## TASK TO COMPLETE
Collect every line of the records below that contains the word "TEMPS".

**** RECORDS SHOWN ****

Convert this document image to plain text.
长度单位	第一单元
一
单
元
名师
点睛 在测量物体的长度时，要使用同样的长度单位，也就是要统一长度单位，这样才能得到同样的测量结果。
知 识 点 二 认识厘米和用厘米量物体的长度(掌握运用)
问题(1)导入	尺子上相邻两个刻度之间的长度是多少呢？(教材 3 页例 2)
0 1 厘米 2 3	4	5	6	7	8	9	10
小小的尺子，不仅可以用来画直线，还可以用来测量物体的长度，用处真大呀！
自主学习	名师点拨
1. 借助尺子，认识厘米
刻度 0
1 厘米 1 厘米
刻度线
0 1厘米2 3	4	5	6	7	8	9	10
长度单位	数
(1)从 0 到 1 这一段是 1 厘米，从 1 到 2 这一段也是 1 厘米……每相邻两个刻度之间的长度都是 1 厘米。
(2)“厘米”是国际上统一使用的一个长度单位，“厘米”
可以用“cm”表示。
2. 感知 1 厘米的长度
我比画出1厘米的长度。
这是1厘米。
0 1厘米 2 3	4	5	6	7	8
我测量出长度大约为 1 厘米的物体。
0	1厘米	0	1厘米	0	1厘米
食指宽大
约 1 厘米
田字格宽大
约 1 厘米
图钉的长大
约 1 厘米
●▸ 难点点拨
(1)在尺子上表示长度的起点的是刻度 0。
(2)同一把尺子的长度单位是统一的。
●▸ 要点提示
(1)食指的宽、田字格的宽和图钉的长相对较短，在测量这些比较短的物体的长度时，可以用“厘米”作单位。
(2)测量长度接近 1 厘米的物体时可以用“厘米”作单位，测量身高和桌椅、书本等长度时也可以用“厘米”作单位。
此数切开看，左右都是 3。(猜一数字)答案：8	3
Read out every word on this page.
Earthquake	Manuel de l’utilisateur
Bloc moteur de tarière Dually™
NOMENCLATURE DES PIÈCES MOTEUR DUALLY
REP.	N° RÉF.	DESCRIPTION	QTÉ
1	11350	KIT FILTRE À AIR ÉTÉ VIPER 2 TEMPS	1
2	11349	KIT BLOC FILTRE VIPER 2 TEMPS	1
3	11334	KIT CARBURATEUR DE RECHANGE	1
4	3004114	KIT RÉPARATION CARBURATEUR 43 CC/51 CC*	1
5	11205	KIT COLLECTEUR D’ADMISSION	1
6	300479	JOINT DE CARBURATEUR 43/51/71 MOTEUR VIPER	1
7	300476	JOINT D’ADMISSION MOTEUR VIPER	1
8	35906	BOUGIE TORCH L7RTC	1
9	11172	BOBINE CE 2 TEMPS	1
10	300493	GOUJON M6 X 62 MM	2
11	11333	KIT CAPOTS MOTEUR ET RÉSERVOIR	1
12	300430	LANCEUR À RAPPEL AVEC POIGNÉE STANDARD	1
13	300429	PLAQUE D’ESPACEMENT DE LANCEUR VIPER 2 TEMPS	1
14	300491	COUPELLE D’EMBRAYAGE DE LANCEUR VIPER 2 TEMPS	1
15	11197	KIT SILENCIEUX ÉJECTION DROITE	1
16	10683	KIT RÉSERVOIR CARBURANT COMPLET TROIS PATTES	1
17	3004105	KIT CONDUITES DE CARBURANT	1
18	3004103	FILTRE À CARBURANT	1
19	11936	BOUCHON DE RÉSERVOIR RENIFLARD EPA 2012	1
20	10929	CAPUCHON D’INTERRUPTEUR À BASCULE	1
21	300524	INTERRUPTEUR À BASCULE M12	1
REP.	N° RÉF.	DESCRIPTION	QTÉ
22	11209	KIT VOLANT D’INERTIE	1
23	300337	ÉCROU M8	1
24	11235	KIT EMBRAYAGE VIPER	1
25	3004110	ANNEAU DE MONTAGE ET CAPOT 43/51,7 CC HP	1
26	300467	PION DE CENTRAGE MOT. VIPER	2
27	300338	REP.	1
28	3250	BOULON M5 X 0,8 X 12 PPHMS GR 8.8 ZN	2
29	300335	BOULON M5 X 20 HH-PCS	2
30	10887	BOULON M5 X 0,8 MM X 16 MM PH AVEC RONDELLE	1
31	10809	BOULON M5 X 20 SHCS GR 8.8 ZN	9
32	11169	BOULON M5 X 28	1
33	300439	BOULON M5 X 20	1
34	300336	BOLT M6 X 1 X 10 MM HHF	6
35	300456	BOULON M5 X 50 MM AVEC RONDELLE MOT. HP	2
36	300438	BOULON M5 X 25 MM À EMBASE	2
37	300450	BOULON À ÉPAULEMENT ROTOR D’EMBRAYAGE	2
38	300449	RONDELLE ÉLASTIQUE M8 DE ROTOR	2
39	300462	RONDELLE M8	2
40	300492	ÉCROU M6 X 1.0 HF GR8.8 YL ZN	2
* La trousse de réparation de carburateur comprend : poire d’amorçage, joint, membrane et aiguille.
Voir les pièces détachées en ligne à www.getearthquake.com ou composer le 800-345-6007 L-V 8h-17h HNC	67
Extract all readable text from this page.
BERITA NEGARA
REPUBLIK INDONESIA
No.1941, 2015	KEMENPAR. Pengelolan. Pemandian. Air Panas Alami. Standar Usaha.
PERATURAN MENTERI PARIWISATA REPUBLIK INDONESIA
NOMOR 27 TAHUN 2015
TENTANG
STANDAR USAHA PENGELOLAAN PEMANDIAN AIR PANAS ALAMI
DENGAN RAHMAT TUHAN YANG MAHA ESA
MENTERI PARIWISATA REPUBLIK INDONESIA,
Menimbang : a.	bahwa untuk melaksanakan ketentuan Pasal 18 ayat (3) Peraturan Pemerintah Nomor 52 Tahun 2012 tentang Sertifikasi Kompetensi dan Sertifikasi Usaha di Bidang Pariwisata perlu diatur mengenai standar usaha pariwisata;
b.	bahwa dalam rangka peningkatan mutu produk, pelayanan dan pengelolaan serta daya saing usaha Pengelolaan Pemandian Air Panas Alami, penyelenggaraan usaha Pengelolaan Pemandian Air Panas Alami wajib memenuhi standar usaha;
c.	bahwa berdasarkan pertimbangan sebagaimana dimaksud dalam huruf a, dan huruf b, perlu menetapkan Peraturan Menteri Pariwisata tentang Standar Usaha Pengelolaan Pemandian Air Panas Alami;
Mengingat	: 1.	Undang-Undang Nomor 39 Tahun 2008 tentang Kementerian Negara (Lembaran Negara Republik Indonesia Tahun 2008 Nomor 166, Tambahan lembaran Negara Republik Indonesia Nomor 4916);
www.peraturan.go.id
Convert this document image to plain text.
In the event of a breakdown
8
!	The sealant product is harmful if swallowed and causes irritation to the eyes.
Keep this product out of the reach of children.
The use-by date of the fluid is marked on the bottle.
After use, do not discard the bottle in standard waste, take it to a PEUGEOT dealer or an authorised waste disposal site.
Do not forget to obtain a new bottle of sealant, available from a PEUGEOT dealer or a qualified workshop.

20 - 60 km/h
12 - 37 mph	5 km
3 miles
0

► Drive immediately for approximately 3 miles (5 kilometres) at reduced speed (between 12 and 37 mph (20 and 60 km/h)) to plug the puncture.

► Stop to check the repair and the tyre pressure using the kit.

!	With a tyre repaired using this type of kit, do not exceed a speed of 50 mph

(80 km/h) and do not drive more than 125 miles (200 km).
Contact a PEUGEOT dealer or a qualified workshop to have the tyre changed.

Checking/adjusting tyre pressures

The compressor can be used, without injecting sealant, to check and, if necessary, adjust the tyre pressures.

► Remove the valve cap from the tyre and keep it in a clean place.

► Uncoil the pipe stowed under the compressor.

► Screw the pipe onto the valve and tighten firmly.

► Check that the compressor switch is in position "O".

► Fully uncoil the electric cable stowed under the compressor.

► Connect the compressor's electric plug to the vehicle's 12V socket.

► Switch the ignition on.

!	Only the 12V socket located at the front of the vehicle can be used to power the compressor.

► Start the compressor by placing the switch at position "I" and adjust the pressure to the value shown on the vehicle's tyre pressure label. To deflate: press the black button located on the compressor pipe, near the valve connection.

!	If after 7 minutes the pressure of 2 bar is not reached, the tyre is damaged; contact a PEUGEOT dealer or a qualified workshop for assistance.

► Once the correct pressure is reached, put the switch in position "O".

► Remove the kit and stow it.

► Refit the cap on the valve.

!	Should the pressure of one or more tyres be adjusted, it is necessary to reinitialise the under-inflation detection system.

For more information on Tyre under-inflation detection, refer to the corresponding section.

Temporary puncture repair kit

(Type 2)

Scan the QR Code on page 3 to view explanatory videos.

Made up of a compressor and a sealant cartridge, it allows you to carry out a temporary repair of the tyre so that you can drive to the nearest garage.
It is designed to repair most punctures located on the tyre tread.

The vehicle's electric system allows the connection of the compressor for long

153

****

## FULL RESPONSE
1	11350	KIT FILTRE À AIR ÉTÉ VIPER 2 TEMPS	1
2	11349	KIT BLOC FILTRE VIPER 2 TEMPS	1
9	11172	BOBINE CE 2 TEMPS	1
13	300429	PLAQUE D’ESPACEMENT DE LANCEUR VIPER 2 TEMPS	1
14	300491	COUPELLE D’EMBRAYAGE DE LANCEUR VIPER 2 TEMPS	1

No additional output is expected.